(Stored items from a collection)
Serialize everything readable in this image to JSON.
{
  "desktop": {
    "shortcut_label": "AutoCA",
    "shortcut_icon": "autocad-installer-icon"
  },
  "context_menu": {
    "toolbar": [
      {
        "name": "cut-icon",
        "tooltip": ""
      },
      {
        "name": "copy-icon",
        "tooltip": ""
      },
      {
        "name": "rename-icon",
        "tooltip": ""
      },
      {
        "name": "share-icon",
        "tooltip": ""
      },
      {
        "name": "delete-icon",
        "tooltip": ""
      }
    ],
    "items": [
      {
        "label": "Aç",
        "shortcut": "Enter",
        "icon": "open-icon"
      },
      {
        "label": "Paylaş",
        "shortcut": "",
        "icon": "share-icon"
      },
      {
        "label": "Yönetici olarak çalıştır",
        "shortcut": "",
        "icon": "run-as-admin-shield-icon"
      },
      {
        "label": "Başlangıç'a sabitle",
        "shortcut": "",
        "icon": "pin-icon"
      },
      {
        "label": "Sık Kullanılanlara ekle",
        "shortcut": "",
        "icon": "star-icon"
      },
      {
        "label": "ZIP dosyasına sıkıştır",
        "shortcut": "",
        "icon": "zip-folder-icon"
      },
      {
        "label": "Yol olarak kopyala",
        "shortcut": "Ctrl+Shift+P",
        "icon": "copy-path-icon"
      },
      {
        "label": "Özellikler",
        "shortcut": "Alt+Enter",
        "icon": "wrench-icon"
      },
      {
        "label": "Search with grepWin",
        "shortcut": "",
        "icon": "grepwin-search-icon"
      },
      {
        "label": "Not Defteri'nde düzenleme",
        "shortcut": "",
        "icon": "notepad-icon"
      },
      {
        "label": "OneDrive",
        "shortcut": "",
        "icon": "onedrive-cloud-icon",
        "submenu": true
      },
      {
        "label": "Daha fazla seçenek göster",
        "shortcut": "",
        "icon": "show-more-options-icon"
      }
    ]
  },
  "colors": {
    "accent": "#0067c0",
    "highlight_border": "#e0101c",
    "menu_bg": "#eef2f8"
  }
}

==

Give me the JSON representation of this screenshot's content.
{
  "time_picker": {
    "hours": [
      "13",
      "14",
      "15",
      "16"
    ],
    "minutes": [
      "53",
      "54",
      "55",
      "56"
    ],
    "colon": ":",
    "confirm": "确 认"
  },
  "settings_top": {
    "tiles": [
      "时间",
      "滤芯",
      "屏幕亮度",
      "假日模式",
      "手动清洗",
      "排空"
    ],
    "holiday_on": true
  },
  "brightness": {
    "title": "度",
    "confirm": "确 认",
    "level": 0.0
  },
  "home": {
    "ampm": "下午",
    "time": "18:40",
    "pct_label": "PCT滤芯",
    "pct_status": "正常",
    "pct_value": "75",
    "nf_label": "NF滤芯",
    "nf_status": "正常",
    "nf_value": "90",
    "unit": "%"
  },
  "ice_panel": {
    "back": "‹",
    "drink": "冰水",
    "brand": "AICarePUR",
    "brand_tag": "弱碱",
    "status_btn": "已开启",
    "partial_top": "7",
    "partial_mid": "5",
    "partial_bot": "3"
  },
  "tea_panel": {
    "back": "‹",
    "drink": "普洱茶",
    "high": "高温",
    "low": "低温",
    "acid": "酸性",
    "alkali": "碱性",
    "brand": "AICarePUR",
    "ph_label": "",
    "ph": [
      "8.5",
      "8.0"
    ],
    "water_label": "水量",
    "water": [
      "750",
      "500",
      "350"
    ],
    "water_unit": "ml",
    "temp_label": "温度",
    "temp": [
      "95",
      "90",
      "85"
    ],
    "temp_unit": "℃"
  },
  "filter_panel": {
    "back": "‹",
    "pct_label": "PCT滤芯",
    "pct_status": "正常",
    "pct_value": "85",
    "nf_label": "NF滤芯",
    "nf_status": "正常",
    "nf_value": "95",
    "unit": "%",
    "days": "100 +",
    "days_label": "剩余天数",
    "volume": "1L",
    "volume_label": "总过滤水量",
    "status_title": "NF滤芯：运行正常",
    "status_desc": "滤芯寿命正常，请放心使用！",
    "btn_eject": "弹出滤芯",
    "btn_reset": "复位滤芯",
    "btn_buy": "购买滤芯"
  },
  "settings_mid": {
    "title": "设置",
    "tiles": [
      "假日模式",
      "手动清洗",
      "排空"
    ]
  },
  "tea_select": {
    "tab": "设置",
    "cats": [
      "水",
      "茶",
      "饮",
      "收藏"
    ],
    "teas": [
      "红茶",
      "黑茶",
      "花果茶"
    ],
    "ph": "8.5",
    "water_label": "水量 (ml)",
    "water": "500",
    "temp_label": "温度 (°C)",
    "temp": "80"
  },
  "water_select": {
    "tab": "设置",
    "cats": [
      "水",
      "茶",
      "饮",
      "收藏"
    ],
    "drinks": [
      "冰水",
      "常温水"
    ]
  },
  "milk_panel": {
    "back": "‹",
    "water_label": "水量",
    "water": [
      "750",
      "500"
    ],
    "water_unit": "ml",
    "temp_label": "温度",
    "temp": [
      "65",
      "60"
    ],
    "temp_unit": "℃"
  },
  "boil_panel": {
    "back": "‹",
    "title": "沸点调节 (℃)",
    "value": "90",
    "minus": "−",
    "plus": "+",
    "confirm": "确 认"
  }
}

--

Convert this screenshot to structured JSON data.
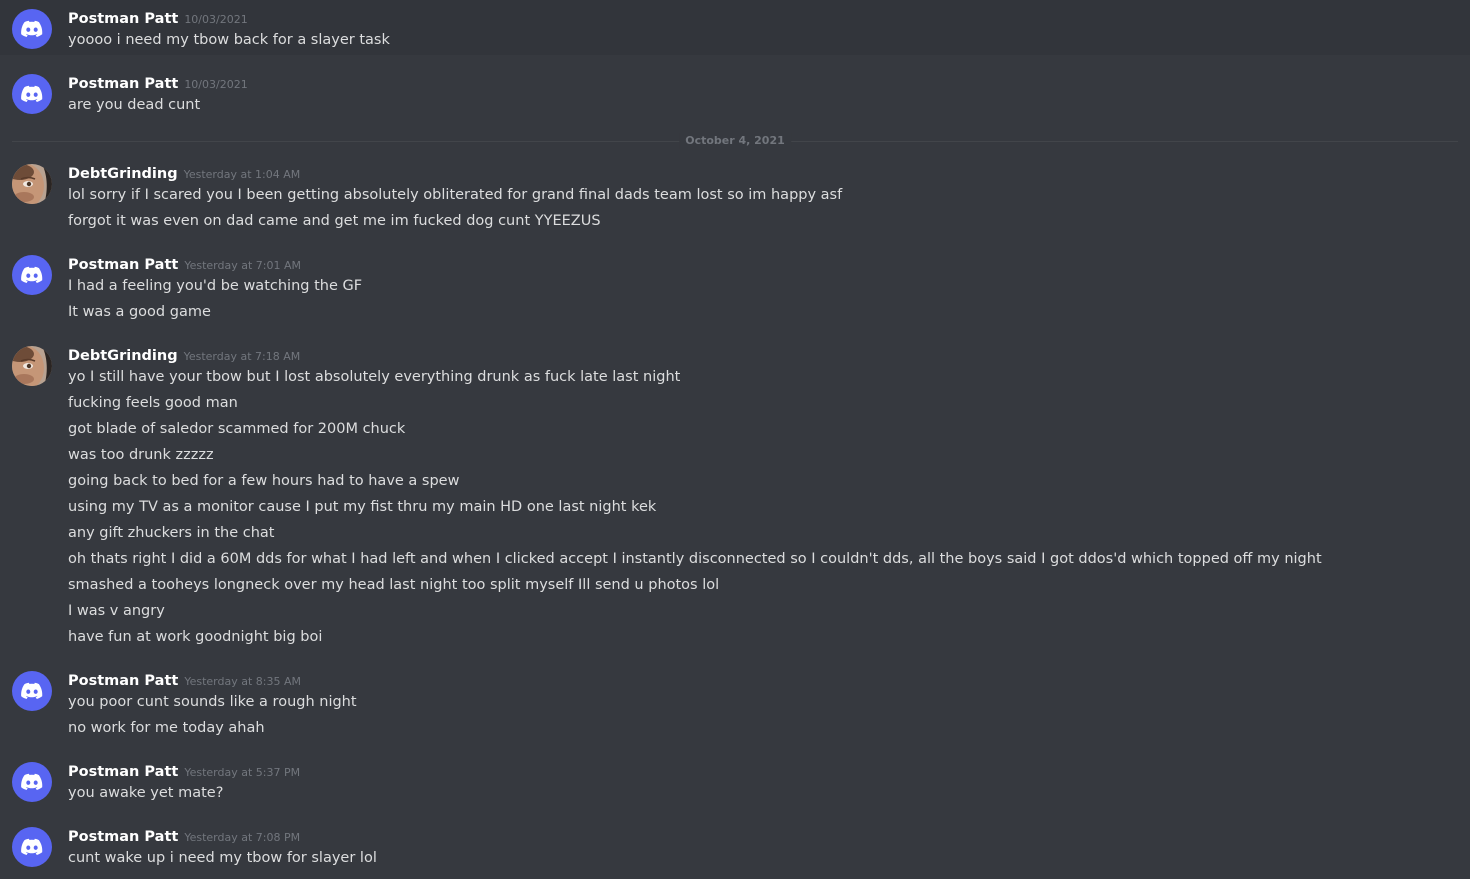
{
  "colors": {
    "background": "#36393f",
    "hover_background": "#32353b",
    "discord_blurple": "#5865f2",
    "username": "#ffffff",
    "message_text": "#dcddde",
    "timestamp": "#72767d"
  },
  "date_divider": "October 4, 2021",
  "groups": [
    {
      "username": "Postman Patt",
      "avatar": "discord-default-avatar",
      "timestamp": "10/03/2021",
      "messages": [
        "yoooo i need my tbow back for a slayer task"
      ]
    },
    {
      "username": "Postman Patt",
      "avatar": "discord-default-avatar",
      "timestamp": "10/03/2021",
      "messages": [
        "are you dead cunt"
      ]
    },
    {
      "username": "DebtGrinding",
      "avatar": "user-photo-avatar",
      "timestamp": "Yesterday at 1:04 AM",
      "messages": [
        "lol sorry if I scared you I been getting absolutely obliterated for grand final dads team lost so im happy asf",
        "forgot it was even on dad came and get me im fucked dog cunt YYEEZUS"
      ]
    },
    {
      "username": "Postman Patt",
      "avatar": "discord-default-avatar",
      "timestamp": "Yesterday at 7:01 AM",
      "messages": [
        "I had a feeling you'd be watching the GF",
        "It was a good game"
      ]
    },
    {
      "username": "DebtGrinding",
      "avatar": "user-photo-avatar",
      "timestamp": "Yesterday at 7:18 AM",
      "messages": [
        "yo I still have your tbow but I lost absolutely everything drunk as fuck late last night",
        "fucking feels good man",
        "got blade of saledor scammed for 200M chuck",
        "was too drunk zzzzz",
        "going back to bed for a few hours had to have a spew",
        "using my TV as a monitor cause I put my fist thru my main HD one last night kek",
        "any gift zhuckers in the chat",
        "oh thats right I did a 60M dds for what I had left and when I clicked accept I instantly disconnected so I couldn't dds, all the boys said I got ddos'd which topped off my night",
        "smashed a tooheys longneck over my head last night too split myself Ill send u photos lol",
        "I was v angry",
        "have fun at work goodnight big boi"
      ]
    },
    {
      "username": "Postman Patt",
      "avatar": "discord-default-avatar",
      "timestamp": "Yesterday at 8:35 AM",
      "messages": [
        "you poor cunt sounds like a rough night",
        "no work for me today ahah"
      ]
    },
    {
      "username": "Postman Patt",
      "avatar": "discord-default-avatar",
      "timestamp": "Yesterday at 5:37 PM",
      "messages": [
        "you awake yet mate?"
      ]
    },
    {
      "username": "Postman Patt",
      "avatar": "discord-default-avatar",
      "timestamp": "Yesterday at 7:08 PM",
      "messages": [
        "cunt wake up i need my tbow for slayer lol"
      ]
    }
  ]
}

[TASK PROMPT]: Look for the word "drunk" in every line of the listing and copy the lines that have it.

[CORRECT RESPONSE]:
        "yo I still have your tbow but I lost absolutely everything drunk as fuck late last night",
        "was too drunk zzzzz",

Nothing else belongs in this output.